Short task: In the listing below, find every line with the string "expliquer" and pull it out.

Records to process:
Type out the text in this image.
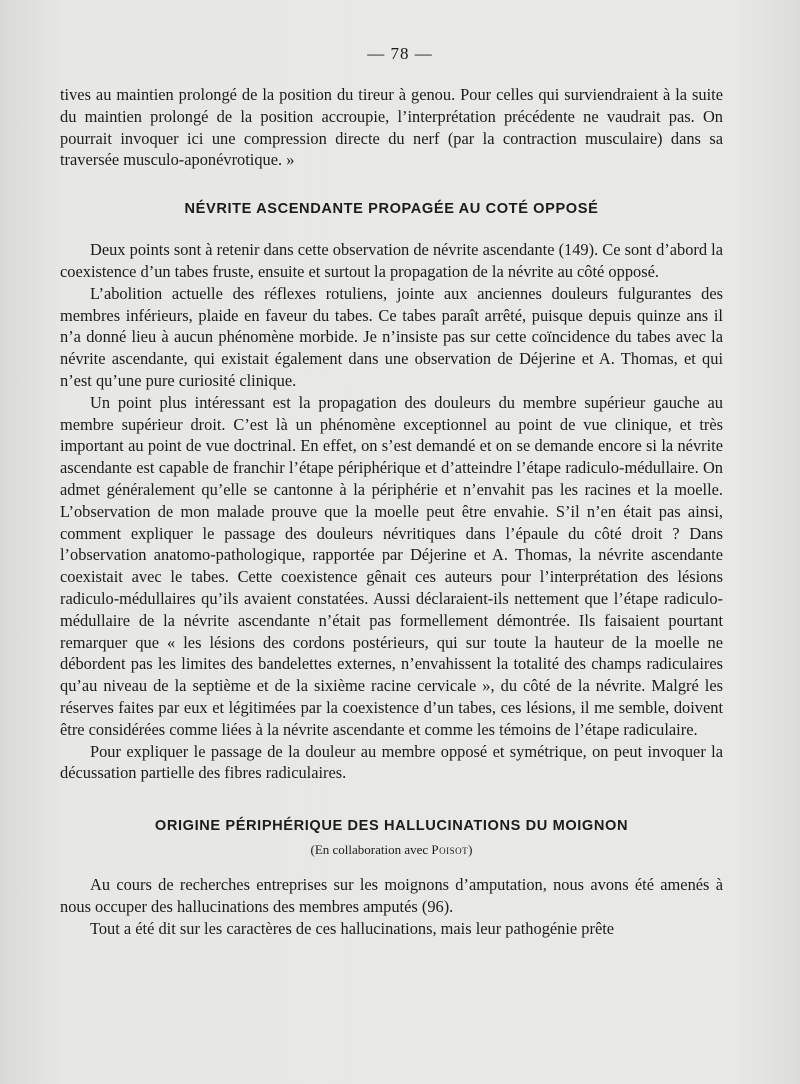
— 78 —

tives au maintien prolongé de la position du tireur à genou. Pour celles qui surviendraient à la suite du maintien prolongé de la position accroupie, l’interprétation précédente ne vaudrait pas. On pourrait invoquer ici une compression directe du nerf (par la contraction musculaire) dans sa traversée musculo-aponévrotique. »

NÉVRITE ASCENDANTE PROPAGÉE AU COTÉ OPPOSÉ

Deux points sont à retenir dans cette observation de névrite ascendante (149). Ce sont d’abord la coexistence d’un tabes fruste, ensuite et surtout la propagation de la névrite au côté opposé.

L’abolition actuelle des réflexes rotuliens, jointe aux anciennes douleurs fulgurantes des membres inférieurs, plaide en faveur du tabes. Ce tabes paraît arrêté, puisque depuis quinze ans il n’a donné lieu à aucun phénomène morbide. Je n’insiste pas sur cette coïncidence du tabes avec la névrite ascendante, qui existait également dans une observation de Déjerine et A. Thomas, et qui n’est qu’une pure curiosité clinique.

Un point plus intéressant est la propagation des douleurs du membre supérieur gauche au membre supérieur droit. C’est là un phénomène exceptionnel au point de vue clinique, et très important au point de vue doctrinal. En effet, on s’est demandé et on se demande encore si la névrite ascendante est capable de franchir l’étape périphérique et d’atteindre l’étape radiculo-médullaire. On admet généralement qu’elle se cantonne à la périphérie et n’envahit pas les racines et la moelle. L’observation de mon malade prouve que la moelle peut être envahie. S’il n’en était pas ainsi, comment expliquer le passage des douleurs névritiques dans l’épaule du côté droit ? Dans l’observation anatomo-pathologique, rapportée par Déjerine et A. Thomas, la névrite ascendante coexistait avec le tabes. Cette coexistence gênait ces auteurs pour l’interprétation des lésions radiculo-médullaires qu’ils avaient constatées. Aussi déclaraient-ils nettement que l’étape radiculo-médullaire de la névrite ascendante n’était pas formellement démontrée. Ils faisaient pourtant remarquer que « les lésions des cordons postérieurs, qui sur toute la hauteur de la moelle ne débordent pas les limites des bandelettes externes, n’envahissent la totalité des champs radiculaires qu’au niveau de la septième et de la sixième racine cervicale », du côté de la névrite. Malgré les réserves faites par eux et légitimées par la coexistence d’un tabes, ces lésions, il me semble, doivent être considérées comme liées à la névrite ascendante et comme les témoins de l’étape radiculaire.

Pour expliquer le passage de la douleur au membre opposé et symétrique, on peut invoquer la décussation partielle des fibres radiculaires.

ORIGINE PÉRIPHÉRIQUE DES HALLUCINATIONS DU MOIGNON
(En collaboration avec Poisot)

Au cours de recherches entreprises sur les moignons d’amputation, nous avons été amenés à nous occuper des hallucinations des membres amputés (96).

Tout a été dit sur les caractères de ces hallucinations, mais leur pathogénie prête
* * *
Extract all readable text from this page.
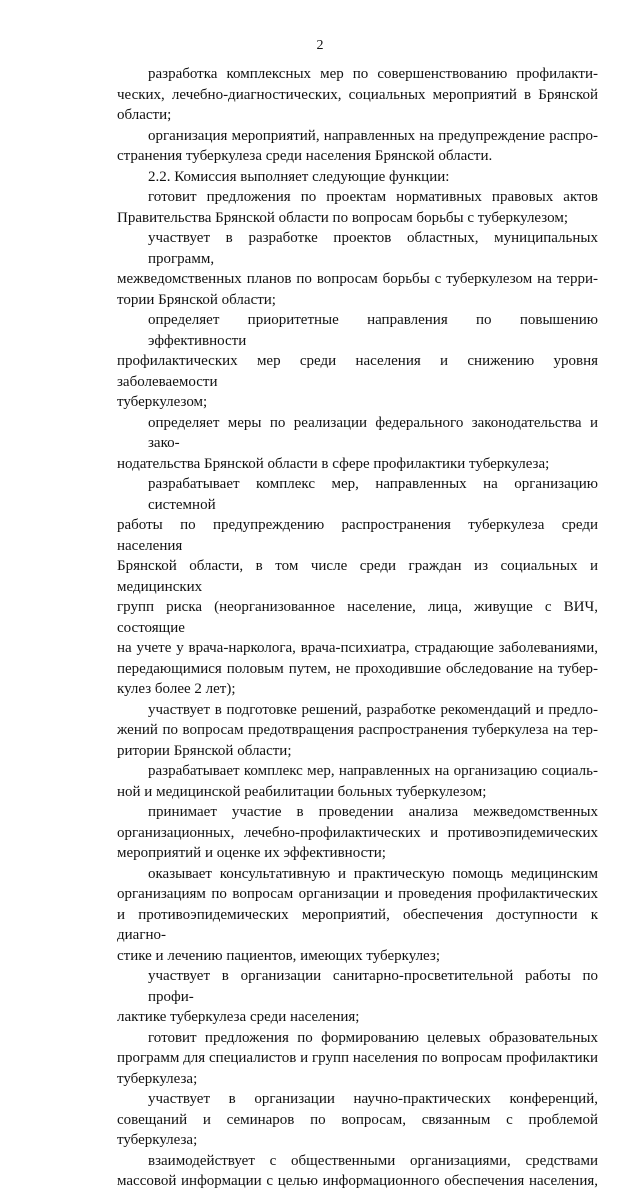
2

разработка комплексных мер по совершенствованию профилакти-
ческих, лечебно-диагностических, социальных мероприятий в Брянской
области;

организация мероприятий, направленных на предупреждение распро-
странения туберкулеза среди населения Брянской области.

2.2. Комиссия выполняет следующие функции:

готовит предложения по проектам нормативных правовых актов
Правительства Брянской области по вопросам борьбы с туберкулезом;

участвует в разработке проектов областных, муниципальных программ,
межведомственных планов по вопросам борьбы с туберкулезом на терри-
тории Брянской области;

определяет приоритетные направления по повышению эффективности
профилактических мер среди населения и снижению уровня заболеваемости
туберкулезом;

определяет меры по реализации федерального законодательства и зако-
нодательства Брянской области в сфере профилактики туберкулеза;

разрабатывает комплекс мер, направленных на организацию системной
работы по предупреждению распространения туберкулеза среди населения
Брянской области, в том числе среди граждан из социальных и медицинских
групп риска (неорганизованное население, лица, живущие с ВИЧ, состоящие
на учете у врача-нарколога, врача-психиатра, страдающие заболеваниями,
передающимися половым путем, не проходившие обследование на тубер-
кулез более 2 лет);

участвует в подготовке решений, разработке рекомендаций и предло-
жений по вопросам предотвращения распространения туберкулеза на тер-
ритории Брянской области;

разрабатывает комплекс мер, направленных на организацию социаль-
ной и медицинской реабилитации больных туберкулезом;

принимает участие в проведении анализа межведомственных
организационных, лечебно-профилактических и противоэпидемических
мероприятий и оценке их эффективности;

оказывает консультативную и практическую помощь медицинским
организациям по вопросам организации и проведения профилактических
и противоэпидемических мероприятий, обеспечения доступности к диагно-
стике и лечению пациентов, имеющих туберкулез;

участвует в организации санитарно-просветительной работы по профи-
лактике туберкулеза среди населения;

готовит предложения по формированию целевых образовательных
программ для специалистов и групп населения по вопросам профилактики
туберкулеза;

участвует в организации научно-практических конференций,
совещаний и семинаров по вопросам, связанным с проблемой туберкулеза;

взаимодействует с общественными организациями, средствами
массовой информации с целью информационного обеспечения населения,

Response below:
Un point plus intéressant est la propagation des douleurs du membre supérieur gauche au membre supérieur droit. C’est là un phénomène exceptionnel au point de vue clinique, et très important au point de vue doctrinal. En effet, on s’est demandé et on se demande encore si la névrite ascendante est capable de franchir l’étape périphérique et d’atteindre l’étape radiculo-médullaire. On admet généralement qu’elle se cantonne à la périphérie et n’envahit pas les racines et la moelle. L’observation de mon malade prouve que la moelle peut être envahie. S’il n’en était pas ainsi, comment expliquer le passage des douleurs névritiques dans l’épaule du côté droit ? Dans l’observation anatomo-pathologique, rapportée par Déjerine et A. Thomas, la névrite ascendante coexistait avec le tabes. Cette coexistence gênait ces auteurs pour l’interprétation des lésions radiculo-médullaires qu’ils avaient constatées. Aussi déclaraient-ils nettement que l’étape radiculo-médullaire de la névrite ascendante n’était pas formellement démontrée. Ils faisaient pourtant remarquer que « les lésions des cordons postérieurs, qui sur toute la hauteur de la moelle ne débordent pas les limites des bandelettes externes, n’envahissent la totalité des champs radiculaires qu’au niveau de la septième et de la sixième racine cervicale », du côté de la névrite. Malgré les réserves faites par eux et légitimées par la coexistence d’un tabes, ces lésions, il me semble, doivent être considérées comme liées à la névrite ascendante et comme les témoins de l’étape radiculaire.
Pour expliquer le passage de la douleur au membre opposé et symétrique, on peut invoquer la décussation partielle des fibres radiculaires.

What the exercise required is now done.